Stored data entries
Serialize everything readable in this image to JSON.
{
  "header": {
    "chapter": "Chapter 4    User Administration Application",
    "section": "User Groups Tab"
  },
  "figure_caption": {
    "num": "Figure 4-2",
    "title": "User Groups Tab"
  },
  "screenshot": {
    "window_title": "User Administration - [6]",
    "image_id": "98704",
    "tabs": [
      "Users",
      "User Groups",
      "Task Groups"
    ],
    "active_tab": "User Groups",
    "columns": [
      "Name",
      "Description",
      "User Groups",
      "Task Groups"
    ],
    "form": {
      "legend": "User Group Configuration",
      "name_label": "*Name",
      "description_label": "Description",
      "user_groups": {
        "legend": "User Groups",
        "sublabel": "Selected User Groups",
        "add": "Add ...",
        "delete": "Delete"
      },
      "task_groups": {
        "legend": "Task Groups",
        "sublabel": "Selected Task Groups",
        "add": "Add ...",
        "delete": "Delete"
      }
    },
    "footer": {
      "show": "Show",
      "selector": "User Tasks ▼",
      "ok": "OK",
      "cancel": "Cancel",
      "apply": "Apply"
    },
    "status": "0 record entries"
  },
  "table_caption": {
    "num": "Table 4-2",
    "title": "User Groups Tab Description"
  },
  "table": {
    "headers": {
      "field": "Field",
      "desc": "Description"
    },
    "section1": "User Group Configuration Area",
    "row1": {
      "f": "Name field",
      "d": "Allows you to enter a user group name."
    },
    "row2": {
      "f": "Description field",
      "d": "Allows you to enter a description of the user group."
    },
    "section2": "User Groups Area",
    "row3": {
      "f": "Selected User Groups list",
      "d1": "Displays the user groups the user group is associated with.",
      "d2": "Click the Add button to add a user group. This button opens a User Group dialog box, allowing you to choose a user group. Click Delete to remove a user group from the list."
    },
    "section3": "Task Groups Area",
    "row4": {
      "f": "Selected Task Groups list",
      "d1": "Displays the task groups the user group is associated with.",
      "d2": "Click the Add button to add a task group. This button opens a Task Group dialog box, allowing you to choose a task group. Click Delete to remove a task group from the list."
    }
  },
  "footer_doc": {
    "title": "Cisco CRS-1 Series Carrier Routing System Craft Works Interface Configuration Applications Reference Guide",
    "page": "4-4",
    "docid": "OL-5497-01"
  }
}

*Job:*
Repeat all of the entries exactly.

*Result of the task:*
Serialize everything readable in this image to JSON.
{
  "header": {
    "chapter": "Chapter 4    User Administration Application",
    "section": "User Groups Tab"
  },
  "figure_caption": {
    "num": "Figure 4-2",
    "title": "User Groups Tab"
  },
  "screenshot": {
    "window_title": "User Administration - [6]",
    "image_id": "98704",
    "tabs": [
      "Users",
      "User Groups",
      "Task Groups"
    ],
    "active_tab": "User Groups",
    "columns": [
      "Name",
      "Description",
      "User Groups",
      "Task Groups"
    ],
    "form": {
      "legend": "User Group Configuration",
      "name_label": "*Name",
      "description_label": "Description",
      "user_groups": {
        "legend": "User Groups",
        "sublabel": "Selected User Groups",
        "add": "Add ...",
        "delete": "Delete"
      },
      "task_groups": {
        "legend": "Task Groups",
        "sublabel": "Selected Task Groups",
        "add": "Add ...",
        "delete": "Delete"
      }
    },
    "footer": {
      "show": "Show",
      "selector": "User Tasks ▼",
      "ok": "OK",
      "cancel": "Cancel",
      "apply": "Apply"
    },
    "status": "0 record entries"
  },
  "table_caption": {
    "num": "Table 4-2",
    "title": "User Groups Tab Description"
  },
  "table": {
    "headers": {
      "field": "Field",
      "desc": "Description"
    },
    "section1": "User Group Configuration Area",
    "row1": {
      "f": "Name field",
      "d": "Allows you to enter a user group name."
    },
    "row2": {
      "f": "Description field",
      "d": "Allows you to enter a description of the user group."
    },
    "section2": "User Groups Area",
    "row3": {
      "f": "Selected User Groups list",
      "d1": "Displays the user groups the user group is associated with.",
      "d2": "Click the Add button to add a user group. This button opens a User Group dialog box, allowing you to choose a user group. Click Delete to remove a user group from the list."
    },
    "section3": "Task Groups Area",
    "row4": {
      "f": "Selected Task Groups list",
      "d1": "Displays the task groups the user group is associated with.",
      "d2": "Click the Add button to add a task group. This button opens a Task Group dialog box, allowing you to choose a task group. Click Delete to remove a task group from the list."
    }
  },
  "footer_doc": {
    "title": "Cisco CRS-1 Series Carrier Routing System Craft Works Interface Configuration Applications Reference Guide",
    "page": "4-4",
    "docid": "OL-5497-01"
  }
}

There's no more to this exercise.